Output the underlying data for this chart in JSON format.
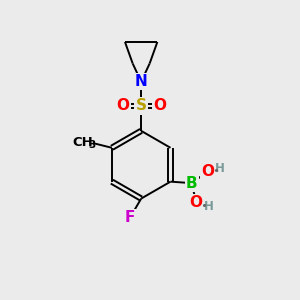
{
  "background_color": "#ebebeb",
  "bond_color": "#000000",
  "atom_colors": {
    "N": "#0000ff",
    "S": "#b8a000",
    "O": "#ff0000",
    "B": "#00bb00",
    "F": "#cc00cc",
    "C": "#000000",
    "H": "#7a9a9a"
  },
  "font_size_atoms": 11,
  "font_size_small": 8.5,
  "lw": 1.4
}
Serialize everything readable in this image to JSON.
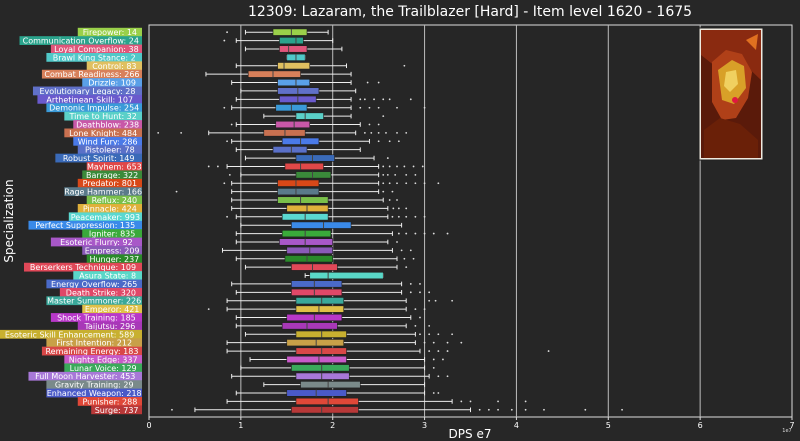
{
  "chart_data": {
    "type": "boxplot",
    "orientation": "horizontal",
    "title": "12309: Lazaram, the Trailblazer [Hard] - Item level 1620 - 1675",
    "xlabel": "DPS e7",
    "ylabel": "Specialization",
    "x_scale_note": "1e7",
    "xlim": [
      0,
      7
    ],
    "x_ticks": [
      "0",
      "1",
      "2",
      "3",
      "4",
      "5",
      "6",
      "7"
    ],
    "grid": "vertical",
    "has_portrait": true,
    "categories": [
      {
        "label": "Firepower: 14",
        "color": "#9ad04a",
        "q1": 1.35,
        "med": 1.55,
        "q3": 1.72,
        "wlo": 1.05,
        "whi": 1.95,
        "outliers": [
          0.85
        ]
      },
      {
        "label": "Communication Overflow: 24",
        "color": "#2aa38c",
        "q1": 1.42,
        "med": 1.6,
        "q3": 1.68,
        "wlo": 0.95,
        "whi": 2.0,
        "outliers": [
          0.82
        ]
      },
      {
        "label": "Loyal Companion: 38",
        "color": "#e0557a",
        "q1": 1.42,
        "med": 1.52,
        "q3": 1.72,
        "wlo": 1.05,
        "whi": 2.1,
        "outliers": []
      },
      {
        "label": "Brawl King Stance: 2",
        "color": "#50c8c8",
        "q1": 1.5,
        "med": 1.6,
        "q3": 1.7,
        "wlo": 1.5,
        "whi": 1.7,
        "outliers": []
      },
      {
        "label": "Control: 83",
        "color": "#e0c060",
        "q1": 1.4,
        "med": 1.47,
        "q3": 1.75,
        "wlo": 0.95,
        "whi": 2.15,
        "outliers": [
          2.78
        ]
      },
      {
        "label": "Combat Readiness: 266",
        "color": "#d8805a",
        "q1": 1.08,
        "med": 1.35,
        "q3": 1.65,
        "wlo": 0.62,
        "whi": 2.2,
        "outliers": []
      },
      {
        "label": "Drizzle: 109",
        "color": "#5aa0e8",
        "q1": 1.4,
        "med": 1.6,
        "q3": 1.75,
        "wlo": 0.9,
        "whi": 2.2,
        "outliers": [
          2.38,
          2.5
        ]
      },
      {
        "label": "Evolutionary Legacy: 28",
        "color": "#6070c8",
        "q1": 1.4,
        "med": 1.62,
        "q3": 1.85,
        "wlo": 1.0,
        "whi": 2.25,
        "outliers": []
      },
      {
        "label": "Arthetinean Skill: 107",
        "color": "#6a5acd",
        "q1": 1.42,
        "med": 1.62,
        "q3": 1.82,
        "wlo": 0.95,
        "whi": 2.2,
        "outliers": [
          2.3,
          2.35,
          2.45,
          2.55,
          2.62,
          2.85
        ]
      },
      {
        "label": "Demonic Impulse: 254",
        "color": "#3a9ad8",
        "q1": 1.38,
        "med": 1.55,
        "q3": 1.72,
        "wlo": 0.9,
        "whi": 2.2,
        "outliers": [
          0.82,
          2.3,
          2.4,
          2.5,
          2.7,
          3.0
        ]
      },
      {
        "label": "Time to Hunt: 32",
        "color": "#5ad0c8",
        "q1": 1.6,
        "med": 1.7,
        "q3": 1.9,
        "wlo": 1.25,
        "whi": 2.2,
        "outliers": [
          2.55
        ]
      },
      {
        "label": "Deathblow: 238",
        "color": "#c858a8",
        "q1": 1.38,
        "med": 1.58,
        "q3": 1.75,
        "wlo": 0.95,
        "whi": 2.3,
        "outliers": [
          0.9,
          2.4,
          2.5
        ]
      },
      {
        "label": "Lone Knight: 484",
        "color": "#c87050",
        "q1": 1.25,
        "med": 1.48,
        "q3": 1.7,
        "wlo": 0.65,
        "whi": 2.25,
        "outliers": [
          0.1,
          0.35,
          2.35,
          2.42,
          2.5,
          2.58,
          2.7,
          2.8
        ]
      },
      {
        "label": "Wind Fury: 286",
        "color": "#4a7ae8",
        "q1": 1.45,
        "med": 1.65,
        "q3": 1.85,
        "wlo": 0.9,
        "whi": 2.4,
        "outliers": [
          0.85,
          2.5,
          2.62,
          2.72
        ]
      },
      {
        "label": "Pistoleer: 78",
        "color": "#5a70c8",
        "q1": 1.35,
        "med": 1.55,
        "q3": 1.72,
        "wlo": 0.95,
        "whi": 2.3,
        "outliers": []
      },
      {
        "label": "Robust Spirit: 149",
        "color": "#3a6ab8",
        "q1": 1.6,
        "med": 1.78,
        "q3": 2.02,
        "wlo": 1.05,
        "whi": 2.45,
        "outliers": [
          2.6
        ]
      },
      {
        "label": "Mayhem: 653",
        "color": "#e04848",
        "q1": 1.48,
        "med": 1.65,
        "q3": 1.9,
        "wlo": 0.85,
        "whi": 2.5,
        "outliers": [
          0.65,
          0.75,
          2.55,
          2.62,
          2.7,
          2.78,
          2.88,
          2.98
        ]
      },
      {
        "label": "Barrage: 322",
        "color": "#3a8a3a",
        "q1": 1.6,
        "med": 1.78,
        "q3": 1.98,
        "wlo": 1.0,
        "whi": 2.5,
        "outliers": [
          0.88,
          2.55,
          2.6,
          2.68,
          2.8,
          2.9
        ]
      },
      {
        "label": "Predator: 801",
        "color": "#d84818",
        "q1": 1.4,
        "med": 1.6,
        "q3": 1.85,
        "wlo": 0.9,
        "whi": 2.5,
        "outliers": [
          0.82,
          2.55,
          2.62,
          2.7,
          2.8,
          2.9,
          3.0,
          3.15
        ]
      },
      {
        "label": "Rage Hammer: 166",
        "color": "#5a7a8a",
        "q1": 1.4,
        "med": 1.6,
        "q3": 1.85,
        "wlo": 0.9,
        "whi": 2.5,
        "outliers": [
          0.3,
          2.55,
          2.65
        ]
      },
      {
        "label": "Reflux: 240",
        "color": "#7ac04a",
        "q1": 1.4,
        "med": 1.65,
        "q3": 1.95,
        "wlo": 0.9,
        "whi": 2.55,
        "outliers": [
          2.62,
          2.7
        ]
      },
      {
        "label": "Pinnacle: 424",
        "color": "#e0b03a",
        "q1": 1.5,
        "med": 1.72,
        "q3": 1.95,
        "wlo": 0.9,
        "whi": 2.6,
        "outliers": [
          2.66,
          2.72,
          2.8
        ]
      },
      {
        "label": "Peacemaker: 993",
        "color": "#5ad8d0",
        "q1": 1.45,
        "med": 1.7,
        "q3": 1.95,
        "wlo": 0.95,
        "whi": 2.6,
        "outliers": [
          0.85,
          2.65,
          2.72,
          2.8,
          2.9,
          3.0
        ]
      },
      {
        "label": "Perfect Suppression: 135",
        "color": "#3a8ae8",
        "q1": 1.55,
        "med": 1.9,
        "q3": 2.2,
        "wlo": 1.0,
        "whi": 2.75,
        "outliers": []
      },
      {
        "label": "Igniter: 835",
        "color": "#3aaa3a",
        "q1": 1.45,
        "med": 1.7,
        "q3": 1.98,
        "wlo": 0.95,
        "whi": 2.65,
        "outliers": [
          2.72,
          2.8,
          2.9,
          3.0,
          3.1,
          3.25
        ]
      },
      {
        "label": "Esoteric Flurry: 92",
        "color": "#a858c8",
        "q1": 1.42,
        "med": 1.7,
        "q3": 2.0,
        "wlo": 0.95,
        "whi": 2.6,
        "outliers": [
          2.7
        ]
      },
      {
        "label": "Empress: 209",
        "color": "#8a5ab8",
        "q1": 1.5,
        "med": 1.75,
        "q3": 2.0,
        "wlo": 0.8,
        "whi": 2.65,
        "outliers": [
          2.75,
          2.85
        ]
      },
      {
        "label": "Hunger: 237",
        "color": "#2a8a2a",
        "q1": 1.48,
        "med": 1.72,
        "q3": 2.0,
        "wlo": 0.95,
        "whi": 2.7,
        "outliers": [
          2.78,
          2.88
        ]
      },
      {
        "label": "Berserkers Technique: 109",
        "color": "#e04858",
        "q1": 1.55,
        "med": 1.78,
        "q3": 2.05,
        "wlo": 1.05,
        "whi": 2.7,
        "outliers": [
          2.8
        ]
      },
      {
        "label": "Asura State: 8",
        "color": "#5ad8c8",
        "q1": 1.75,
        "med": 1.95,
        "q3": 2.55,
        "wlo": 1.7,
        "whi": 2.55,
        "outliers": []
      },
      {
        "label": "Energy Overflow: 265",
        "color": "#4a6ac8",
        "q1": 1.55,
        "med": 1.8,
        "q3": 2.1,
        "wlo": 0.9,
        "whi": 2.75,
        "outliers": [
          2.85,
          2.95
        ]
      },
      {
        "label": "Death Strike: 320",
        "color": "#e04868",
        "q1": 1.55,
        "med": 1.8,
        "q3": 2.1,
        "wlo": 0.95,
        "whi": 2.75,
        "outliers": [
          2.85,
          2.95,
          3.05
        ]
      },
      {
        "label": "Master Summoner: 226",
        "color": "#3aa89a",
        "q1": 1.6,
        "med": 1.88,
        "q3": 2.12,
        "wlo": 0.85,
        "whi": 2.8,
        "outliers": [
          3.05,
          3.12,
          3.3
        ]
      },
      {
        "label": "Emperor: 421",
        "color": "#e0c048",
        "q1": 1.6,
        "med": 1.85,
        "q3": 2.12,
        "wlo": 0.85,
        "whi": 2.8,
        "outliers": [
          0.65,
          2.9,
          3.0
        ]
      },
      {
        "label": "Shock Training: 185",
        "color": "#b838c8",
        "q1": 1.5,
        "med": 1.8,
        "q3": 2.1,
        "wlo": 0.95,
        "whi": 2.85,
        "outliers": [
          2.95
        ]
      },
      {
        "label": "Taijutsu: 296",
        "color": "#a838b8",
        "q1": 1.45,
        "med": 1.72,
        "q3": 2.05,
        "wlo": 0.95,
        "whi": 2.8,
        "outliers": [
          2.9,
          3.05
        ]
      },
      {
        "label": "Esoteric Skill Enhancement: 589",
        "color": "#c8b030",
        "q1": 1.6,
        "med": 1.88,
        "q3": 2.15,
        "wlo": 1.05,
        "whi": 2.9,
        "outliers": [
          2.95,
          3.05,
          3.15,
          3.3
        ]
      },
      {
        "label": "First Intention: 212",
        "color": "#c8a048",
        "q1": 1.5,
        "med": 1.82,
        "q3": 2.12,
        "wlo": 0.85,
        "whi": 2.9,
        "outliers": [
          3.0,
          3.1,
          3.25,
          3.4
        ]
      },
      {
        "label": "Remaining Energy: 183",
        "color": "#d84848",
        "q1": 1.6,
        "med": 1.88,
        "q3": 2.15,
        "wlo": 0.85,
        "whi": 2.95,
        "outliers": [
          3.05,
          3.15,
          3.25,
          4.35
        ]
      },
      {
        "label": "Nights Edge: 337",
        "color": "#c85ac8",
        "q1": 1.5,
        "med": 1.85,
        "q3": 2.15,
        "wlo": 1.1,
        "whi": 3.0,
        "outliers": [
          3.1,
          3.2
        ]
      },
      {
        "label": "Lunar Voice: 129",
        "color": "#3aaa5a",
        "q1": 1.55,
        "med": 1.88,
        "q3": 2.18,
        "wlo": 1.0,
        "whi": 3.0,
        "outliers": [
          3.1
        ]
      },
      {
        "label": "Full Moon Harvester: 453",
        "color": "#a878d8",
        "q1": 1.6,
        "med": 1.88,
        "q3": 2.18,
        "wlo": 0.9,
        "whi": 3.05,
        "outliers": [
          3.15,
          3.25
        ]
      },
      {
        "label": "Gravity Training: 29",
        "color": "#7a8a8a",
        "q1": 1.65,
        "med": 1.95,
        "q3": 2.3,
        "wlo": 1.25,
        "whi": 3.0,
        "outliers": []
      },
      {
        "label": "Enhanced Weapon: 218",
        "color": "#4a5ac8",
        "q1": 1.5,
        "med": 1.82,
        "q3": 2.15,
        "wlo": 0.95,
        "whi": 3.0,
        "outliers": [
          3.1,
          3.15
        ]
      },
      {
        "label": "Punisher: 288",
        "color": "#e04838",
        "q1": 1.6,
        "med": 1.95,
        "q3": 2.28,
        "wlo": 0.85,
        "whi": 3.3,
        "outliers": [
          3.4,
          3.5,
          3.8,
          4.1
        ]
      },
      {
        "label": "Surge: 737",
        "color": "#b83838",
        "q1": 1.55,
        "med": 1.88,
        "q3": 2.28,
        "wlo": 0.5,
        "whi": 3.5,
        "outliers": [
          0.25,
          3.6,
          3.7,
          3.8,
          3.95,
          4.1,
          4.3,
          4.75,
          5.15
        ]
      }
    ]
  }
}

=-=-=

● Given request: Determine the number of lines in the entries above where the string "this" appears. Answer with the number alone.

● Written response: 2